begin Supplied entries

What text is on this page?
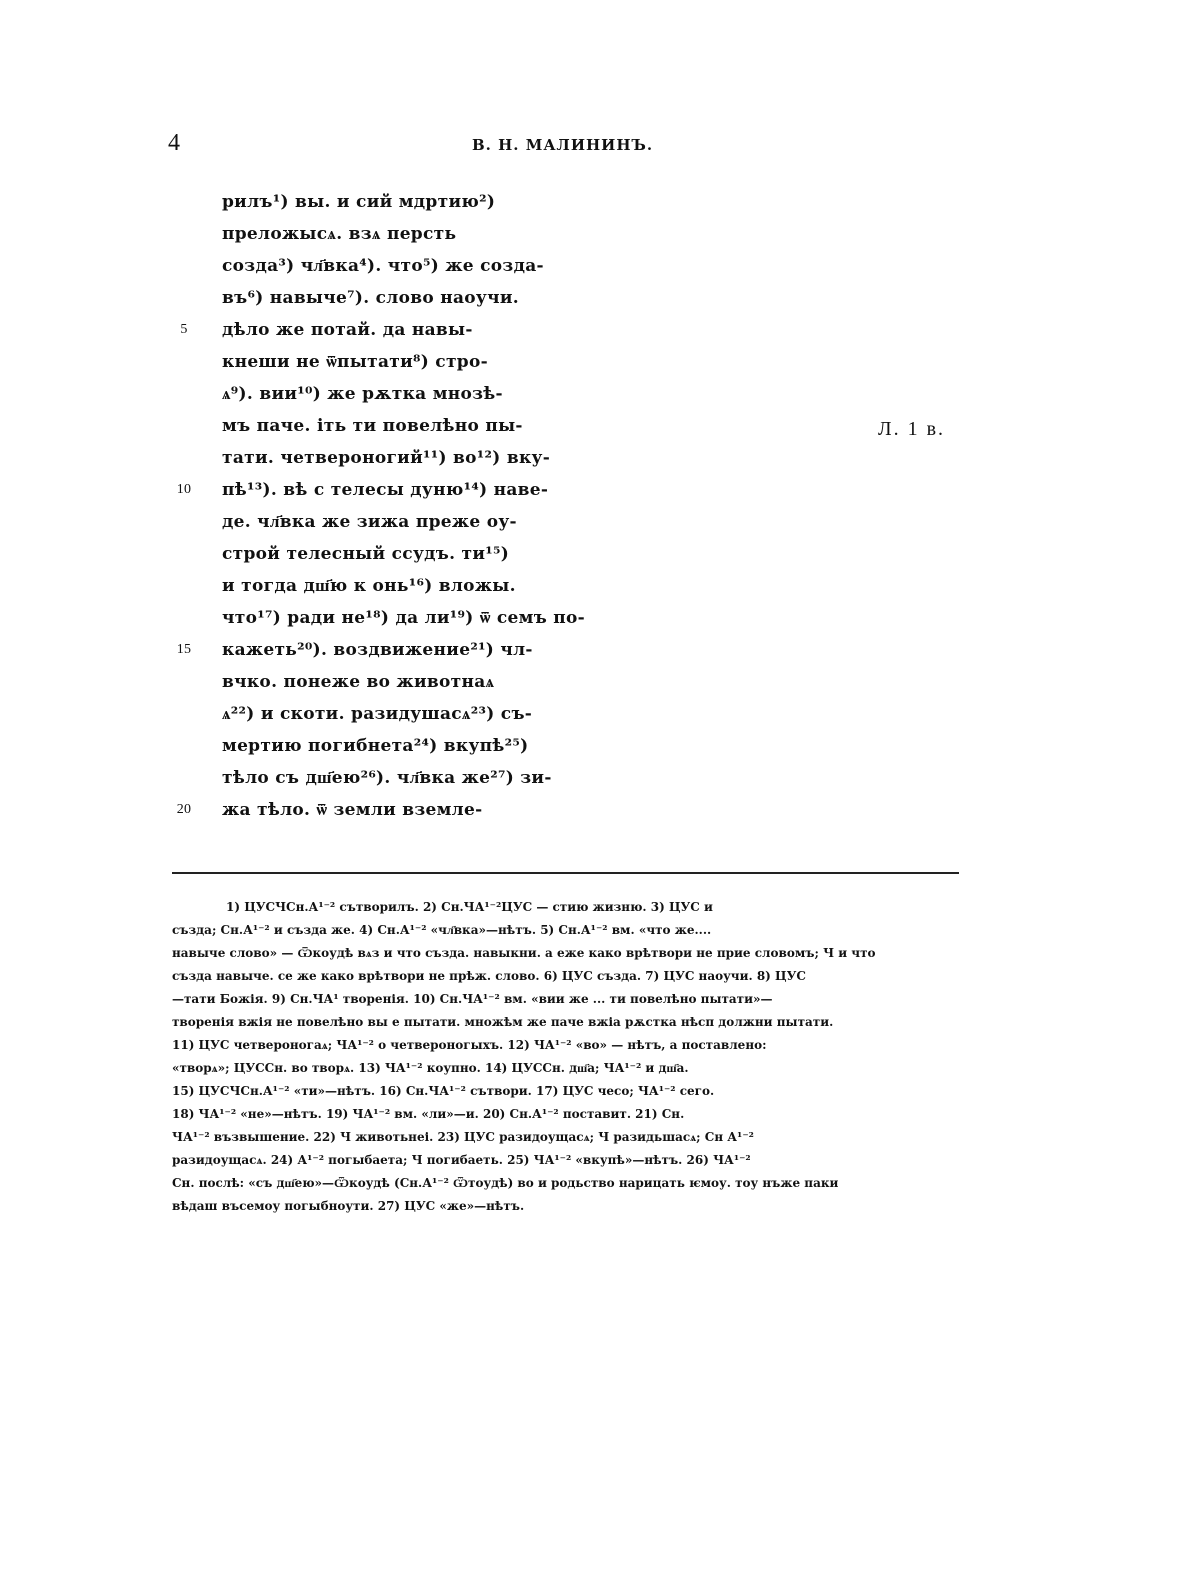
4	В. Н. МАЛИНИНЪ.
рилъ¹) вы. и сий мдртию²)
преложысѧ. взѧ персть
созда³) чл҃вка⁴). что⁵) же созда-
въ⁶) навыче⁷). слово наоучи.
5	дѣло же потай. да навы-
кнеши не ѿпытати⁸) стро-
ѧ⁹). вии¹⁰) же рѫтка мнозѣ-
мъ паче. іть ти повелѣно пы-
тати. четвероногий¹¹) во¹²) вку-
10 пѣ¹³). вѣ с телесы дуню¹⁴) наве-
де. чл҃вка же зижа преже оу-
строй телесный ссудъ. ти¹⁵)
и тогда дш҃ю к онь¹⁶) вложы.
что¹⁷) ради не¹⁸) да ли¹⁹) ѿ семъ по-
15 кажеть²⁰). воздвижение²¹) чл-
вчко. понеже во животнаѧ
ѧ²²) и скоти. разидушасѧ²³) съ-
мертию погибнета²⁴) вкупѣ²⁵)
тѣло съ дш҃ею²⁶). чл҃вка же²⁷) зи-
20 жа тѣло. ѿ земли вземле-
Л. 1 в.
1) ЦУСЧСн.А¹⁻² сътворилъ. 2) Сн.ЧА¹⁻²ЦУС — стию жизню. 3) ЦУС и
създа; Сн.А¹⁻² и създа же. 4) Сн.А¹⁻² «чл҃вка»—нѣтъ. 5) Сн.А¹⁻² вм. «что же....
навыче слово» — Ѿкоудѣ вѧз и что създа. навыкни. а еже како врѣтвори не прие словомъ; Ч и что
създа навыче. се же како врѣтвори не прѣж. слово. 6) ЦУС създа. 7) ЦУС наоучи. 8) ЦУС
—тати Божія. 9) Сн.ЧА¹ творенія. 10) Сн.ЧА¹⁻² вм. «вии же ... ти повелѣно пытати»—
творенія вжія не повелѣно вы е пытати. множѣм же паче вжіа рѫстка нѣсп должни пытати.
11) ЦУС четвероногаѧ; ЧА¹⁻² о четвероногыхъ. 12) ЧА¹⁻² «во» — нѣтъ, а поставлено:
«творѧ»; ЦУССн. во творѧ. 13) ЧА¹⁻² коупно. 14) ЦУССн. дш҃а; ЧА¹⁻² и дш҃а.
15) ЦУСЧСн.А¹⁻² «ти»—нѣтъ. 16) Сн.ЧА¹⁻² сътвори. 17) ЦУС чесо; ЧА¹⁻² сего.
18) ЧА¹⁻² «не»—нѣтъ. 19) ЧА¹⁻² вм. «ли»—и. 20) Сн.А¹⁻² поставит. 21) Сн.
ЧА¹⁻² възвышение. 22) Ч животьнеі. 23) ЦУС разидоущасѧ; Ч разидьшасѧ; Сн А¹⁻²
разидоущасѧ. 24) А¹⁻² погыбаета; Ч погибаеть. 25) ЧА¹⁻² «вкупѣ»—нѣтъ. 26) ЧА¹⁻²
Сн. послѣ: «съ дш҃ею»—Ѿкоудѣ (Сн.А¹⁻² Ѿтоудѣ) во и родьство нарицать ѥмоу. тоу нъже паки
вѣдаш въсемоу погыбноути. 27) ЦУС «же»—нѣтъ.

end Supplied entries
begin Supplied entries

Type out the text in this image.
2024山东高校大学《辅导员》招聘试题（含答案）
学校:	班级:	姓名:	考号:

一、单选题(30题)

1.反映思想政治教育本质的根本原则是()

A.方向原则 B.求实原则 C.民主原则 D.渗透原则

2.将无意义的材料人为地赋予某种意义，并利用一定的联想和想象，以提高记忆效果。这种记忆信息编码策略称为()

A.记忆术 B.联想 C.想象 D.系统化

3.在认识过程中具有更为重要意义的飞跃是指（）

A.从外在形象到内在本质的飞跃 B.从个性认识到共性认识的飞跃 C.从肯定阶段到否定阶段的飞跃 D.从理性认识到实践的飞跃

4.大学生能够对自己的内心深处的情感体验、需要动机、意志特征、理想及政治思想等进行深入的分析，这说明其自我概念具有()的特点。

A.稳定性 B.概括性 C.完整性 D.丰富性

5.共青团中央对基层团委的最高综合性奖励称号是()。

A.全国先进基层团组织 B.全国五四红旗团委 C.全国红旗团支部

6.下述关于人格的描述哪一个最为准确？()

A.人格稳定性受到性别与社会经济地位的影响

end Supplied entries

- [Written exercise] Locate the string "наоучи" in the listing above and copy every line where it occurs.

- [Reply]
въ⁶) навыче⁷). слово наоучи.
създа навыче. се же како врѣтвори не прѣж. слово. 6) ЦУС създа. 7) ЦУС наоучи. 8) ЦУС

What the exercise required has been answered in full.